(What you have to do):
Pull every "أحمد" line out of the data below.

--

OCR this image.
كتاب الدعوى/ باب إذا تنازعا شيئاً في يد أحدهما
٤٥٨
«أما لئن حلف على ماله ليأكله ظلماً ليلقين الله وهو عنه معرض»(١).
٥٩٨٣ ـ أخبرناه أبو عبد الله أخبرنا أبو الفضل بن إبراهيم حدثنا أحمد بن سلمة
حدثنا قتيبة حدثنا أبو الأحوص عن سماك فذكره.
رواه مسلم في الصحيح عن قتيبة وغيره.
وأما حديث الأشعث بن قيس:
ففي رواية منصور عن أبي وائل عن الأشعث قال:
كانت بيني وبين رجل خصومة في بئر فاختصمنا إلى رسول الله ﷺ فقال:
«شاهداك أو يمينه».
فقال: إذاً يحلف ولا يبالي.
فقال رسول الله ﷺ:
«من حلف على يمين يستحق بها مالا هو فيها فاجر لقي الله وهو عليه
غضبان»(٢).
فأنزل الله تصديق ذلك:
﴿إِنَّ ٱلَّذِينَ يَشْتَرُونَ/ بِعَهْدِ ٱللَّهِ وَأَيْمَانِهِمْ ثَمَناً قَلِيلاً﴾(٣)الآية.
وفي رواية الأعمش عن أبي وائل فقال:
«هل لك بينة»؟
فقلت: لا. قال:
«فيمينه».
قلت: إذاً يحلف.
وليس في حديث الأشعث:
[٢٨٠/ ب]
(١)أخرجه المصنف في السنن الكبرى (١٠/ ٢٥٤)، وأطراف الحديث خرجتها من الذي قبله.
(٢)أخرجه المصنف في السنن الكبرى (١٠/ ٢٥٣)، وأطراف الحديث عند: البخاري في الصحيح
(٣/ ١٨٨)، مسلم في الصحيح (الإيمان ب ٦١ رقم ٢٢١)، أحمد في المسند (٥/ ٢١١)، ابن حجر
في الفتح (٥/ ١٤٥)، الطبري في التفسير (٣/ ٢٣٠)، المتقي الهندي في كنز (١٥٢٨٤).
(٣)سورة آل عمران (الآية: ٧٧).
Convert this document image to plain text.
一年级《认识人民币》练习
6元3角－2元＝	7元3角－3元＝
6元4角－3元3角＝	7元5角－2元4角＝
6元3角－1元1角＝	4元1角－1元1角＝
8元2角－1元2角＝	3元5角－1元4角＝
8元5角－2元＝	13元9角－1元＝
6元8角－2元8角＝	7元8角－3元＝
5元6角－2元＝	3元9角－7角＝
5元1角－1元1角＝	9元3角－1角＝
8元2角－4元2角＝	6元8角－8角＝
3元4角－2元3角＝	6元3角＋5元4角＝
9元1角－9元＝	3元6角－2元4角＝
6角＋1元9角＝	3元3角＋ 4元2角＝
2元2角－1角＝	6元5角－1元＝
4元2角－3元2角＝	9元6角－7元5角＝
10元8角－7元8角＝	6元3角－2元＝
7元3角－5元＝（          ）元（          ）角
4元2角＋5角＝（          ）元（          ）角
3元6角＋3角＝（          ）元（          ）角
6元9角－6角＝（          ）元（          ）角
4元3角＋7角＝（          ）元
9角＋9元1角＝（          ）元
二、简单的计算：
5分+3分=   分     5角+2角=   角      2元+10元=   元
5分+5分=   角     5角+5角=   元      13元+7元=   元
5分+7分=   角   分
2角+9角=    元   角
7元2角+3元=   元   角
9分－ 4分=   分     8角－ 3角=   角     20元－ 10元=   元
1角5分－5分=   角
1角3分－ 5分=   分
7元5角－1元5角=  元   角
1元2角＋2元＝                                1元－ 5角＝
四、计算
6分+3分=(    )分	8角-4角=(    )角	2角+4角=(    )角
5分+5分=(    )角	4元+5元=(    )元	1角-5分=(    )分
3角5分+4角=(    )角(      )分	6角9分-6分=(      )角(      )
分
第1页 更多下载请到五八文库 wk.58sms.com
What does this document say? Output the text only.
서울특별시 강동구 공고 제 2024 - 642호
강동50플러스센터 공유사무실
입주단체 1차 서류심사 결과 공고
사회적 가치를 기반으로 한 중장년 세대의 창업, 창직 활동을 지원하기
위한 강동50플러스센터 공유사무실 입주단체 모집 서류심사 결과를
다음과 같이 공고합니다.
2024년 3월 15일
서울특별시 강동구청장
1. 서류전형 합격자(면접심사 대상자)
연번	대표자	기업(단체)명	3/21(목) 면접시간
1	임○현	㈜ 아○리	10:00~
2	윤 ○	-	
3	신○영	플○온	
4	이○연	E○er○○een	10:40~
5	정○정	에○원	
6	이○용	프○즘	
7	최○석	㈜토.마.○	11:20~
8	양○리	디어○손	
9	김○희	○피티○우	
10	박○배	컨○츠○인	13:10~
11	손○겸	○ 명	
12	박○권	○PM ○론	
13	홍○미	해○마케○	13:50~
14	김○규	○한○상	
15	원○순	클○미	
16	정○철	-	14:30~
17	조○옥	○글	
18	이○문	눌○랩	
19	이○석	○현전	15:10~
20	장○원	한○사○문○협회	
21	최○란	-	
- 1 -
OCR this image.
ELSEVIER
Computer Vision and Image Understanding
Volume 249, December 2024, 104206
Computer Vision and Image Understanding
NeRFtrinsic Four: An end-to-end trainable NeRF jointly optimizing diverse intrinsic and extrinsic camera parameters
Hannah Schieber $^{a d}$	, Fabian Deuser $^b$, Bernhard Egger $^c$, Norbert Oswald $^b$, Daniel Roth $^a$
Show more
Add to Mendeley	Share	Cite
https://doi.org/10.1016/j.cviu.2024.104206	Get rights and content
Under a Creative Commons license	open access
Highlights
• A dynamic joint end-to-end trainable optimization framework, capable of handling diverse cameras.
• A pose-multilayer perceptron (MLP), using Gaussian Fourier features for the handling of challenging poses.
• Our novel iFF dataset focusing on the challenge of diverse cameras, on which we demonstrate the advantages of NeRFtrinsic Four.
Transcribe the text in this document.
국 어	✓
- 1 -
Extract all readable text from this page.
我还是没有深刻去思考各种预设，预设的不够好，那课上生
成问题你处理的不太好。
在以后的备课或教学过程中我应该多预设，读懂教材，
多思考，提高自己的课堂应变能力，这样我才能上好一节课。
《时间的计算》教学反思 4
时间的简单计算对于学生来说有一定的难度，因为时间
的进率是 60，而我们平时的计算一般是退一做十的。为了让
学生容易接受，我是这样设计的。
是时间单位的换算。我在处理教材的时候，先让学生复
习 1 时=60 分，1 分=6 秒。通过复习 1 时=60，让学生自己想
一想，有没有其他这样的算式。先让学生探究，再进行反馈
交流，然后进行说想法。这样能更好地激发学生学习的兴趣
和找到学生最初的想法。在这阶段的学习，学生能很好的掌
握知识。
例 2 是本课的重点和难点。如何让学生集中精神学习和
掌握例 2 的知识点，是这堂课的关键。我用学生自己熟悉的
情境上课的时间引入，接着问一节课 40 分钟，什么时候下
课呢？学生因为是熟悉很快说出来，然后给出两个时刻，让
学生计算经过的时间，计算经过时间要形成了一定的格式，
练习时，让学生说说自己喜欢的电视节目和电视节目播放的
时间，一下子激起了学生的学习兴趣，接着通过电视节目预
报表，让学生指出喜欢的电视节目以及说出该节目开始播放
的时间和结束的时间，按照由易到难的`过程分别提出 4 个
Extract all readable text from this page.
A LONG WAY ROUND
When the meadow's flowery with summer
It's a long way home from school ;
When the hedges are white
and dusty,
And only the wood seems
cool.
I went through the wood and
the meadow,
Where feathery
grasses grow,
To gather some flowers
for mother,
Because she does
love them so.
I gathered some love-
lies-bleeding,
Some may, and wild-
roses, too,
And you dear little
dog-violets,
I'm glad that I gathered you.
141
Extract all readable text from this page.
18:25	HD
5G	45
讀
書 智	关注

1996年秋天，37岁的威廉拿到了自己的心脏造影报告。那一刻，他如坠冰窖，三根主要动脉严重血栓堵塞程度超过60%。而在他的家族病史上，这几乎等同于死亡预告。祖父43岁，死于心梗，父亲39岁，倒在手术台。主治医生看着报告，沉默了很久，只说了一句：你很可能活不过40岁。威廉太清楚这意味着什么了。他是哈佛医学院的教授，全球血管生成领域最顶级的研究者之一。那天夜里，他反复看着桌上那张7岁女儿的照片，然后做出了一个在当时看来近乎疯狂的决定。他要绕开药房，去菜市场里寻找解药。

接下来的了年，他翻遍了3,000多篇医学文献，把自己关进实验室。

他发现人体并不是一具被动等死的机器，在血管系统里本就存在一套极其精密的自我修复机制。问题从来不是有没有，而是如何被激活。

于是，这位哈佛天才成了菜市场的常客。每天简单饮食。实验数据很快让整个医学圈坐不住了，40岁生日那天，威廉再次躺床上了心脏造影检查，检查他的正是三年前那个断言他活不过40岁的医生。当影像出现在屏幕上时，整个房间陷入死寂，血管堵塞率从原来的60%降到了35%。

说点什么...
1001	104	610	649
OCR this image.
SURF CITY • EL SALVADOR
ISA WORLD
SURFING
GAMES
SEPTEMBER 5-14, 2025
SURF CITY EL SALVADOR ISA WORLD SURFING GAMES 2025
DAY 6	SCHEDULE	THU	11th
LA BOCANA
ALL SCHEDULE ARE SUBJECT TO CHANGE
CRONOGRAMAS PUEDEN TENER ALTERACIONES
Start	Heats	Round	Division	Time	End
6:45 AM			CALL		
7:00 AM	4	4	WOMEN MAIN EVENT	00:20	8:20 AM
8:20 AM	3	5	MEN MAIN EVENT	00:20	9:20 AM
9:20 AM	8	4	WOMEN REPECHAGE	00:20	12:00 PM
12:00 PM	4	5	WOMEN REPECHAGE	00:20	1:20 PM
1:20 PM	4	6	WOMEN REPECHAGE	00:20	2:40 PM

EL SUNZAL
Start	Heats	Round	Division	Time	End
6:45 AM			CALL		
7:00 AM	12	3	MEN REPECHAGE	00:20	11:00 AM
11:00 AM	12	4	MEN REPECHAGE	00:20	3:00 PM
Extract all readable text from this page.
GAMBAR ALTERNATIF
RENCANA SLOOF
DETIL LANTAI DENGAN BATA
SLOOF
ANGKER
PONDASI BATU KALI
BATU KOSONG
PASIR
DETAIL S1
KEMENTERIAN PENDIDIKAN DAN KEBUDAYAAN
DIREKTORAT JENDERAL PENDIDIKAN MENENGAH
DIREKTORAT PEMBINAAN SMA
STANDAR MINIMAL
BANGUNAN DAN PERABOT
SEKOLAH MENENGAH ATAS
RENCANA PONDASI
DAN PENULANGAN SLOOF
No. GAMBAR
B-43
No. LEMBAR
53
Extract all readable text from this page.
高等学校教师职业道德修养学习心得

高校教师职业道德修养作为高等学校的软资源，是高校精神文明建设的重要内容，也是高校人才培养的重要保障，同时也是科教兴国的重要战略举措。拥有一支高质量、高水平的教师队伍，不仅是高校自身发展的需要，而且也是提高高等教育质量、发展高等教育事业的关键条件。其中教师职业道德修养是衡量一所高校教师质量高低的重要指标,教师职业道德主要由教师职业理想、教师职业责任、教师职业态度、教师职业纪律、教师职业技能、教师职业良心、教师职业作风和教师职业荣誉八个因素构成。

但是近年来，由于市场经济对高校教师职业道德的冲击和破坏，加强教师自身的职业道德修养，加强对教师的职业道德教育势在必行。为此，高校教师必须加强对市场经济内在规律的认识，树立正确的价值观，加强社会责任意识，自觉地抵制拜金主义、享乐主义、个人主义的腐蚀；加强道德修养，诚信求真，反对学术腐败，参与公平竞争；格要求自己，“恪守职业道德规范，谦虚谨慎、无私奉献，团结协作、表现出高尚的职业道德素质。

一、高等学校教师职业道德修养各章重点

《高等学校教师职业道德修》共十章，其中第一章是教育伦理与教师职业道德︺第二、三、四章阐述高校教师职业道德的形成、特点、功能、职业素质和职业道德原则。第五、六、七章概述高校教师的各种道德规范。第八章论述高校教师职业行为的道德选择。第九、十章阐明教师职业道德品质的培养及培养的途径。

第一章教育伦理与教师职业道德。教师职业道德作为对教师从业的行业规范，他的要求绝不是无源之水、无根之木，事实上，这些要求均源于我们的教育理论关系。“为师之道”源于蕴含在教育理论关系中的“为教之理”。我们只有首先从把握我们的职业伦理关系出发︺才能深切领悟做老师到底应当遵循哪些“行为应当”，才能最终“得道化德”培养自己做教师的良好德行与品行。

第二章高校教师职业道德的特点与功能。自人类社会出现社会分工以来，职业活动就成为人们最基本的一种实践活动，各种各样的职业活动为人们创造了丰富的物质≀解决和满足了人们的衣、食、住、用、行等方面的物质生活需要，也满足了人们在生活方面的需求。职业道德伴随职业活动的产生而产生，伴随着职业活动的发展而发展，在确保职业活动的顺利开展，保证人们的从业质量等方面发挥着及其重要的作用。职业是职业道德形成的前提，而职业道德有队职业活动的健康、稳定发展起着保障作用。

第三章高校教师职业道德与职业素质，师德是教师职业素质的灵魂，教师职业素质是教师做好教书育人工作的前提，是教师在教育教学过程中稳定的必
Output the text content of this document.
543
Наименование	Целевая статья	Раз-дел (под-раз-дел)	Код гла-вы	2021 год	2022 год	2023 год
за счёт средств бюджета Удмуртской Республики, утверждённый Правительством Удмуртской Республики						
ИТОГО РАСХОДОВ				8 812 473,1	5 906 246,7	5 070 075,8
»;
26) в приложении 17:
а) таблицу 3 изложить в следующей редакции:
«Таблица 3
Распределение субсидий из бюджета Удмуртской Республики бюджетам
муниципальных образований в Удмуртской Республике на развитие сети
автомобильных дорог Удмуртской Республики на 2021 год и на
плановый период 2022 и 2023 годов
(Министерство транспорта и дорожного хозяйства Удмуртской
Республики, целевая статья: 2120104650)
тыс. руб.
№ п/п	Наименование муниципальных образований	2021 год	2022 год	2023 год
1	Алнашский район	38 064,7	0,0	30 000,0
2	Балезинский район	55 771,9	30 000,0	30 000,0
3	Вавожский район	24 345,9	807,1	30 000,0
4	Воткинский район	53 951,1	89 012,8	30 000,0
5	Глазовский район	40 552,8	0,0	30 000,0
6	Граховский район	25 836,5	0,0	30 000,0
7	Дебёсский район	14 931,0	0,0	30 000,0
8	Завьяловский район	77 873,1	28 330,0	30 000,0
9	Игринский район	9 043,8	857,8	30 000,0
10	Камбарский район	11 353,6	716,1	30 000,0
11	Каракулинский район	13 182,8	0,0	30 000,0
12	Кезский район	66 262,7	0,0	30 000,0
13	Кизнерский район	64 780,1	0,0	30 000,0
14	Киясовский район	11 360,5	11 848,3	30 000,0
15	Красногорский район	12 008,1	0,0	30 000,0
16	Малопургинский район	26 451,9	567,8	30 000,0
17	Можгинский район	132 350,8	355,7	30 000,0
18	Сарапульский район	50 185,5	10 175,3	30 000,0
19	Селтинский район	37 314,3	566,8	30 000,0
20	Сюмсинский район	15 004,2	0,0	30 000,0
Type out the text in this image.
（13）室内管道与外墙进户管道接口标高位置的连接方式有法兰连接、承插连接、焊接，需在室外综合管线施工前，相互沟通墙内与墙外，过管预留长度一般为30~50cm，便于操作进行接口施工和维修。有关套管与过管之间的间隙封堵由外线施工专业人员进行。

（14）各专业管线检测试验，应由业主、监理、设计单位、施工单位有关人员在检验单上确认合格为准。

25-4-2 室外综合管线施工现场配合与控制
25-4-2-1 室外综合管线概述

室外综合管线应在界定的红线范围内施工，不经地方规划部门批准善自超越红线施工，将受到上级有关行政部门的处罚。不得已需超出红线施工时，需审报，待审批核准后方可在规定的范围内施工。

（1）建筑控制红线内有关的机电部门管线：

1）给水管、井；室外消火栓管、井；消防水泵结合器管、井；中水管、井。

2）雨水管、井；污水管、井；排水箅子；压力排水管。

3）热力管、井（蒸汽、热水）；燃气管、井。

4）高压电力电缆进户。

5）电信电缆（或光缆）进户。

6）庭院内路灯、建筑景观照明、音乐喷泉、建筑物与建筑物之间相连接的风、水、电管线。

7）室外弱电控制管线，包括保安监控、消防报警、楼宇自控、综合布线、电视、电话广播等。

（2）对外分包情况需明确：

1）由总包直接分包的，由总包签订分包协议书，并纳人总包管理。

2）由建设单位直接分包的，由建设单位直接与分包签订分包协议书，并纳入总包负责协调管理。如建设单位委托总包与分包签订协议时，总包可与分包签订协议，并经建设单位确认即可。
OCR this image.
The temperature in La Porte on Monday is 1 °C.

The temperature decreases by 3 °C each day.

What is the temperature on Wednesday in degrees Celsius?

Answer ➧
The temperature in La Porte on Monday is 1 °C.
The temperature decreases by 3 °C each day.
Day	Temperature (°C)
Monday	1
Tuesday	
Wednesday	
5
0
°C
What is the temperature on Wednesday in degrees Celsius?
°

--

(Result of the exercise):
٥٩٨٣ ـ أخبرناه أبو عبد الله أخبرنا أبو الفضل بن إبراهيم حدثنا أحمد بن سلمة
(٣/ ١٨٨)، مسلم في الصحيح (الإيمان ب ٦١ رقم ٢٢١)، أحمد في المسند (٥/ ٢١١)، ابن حجر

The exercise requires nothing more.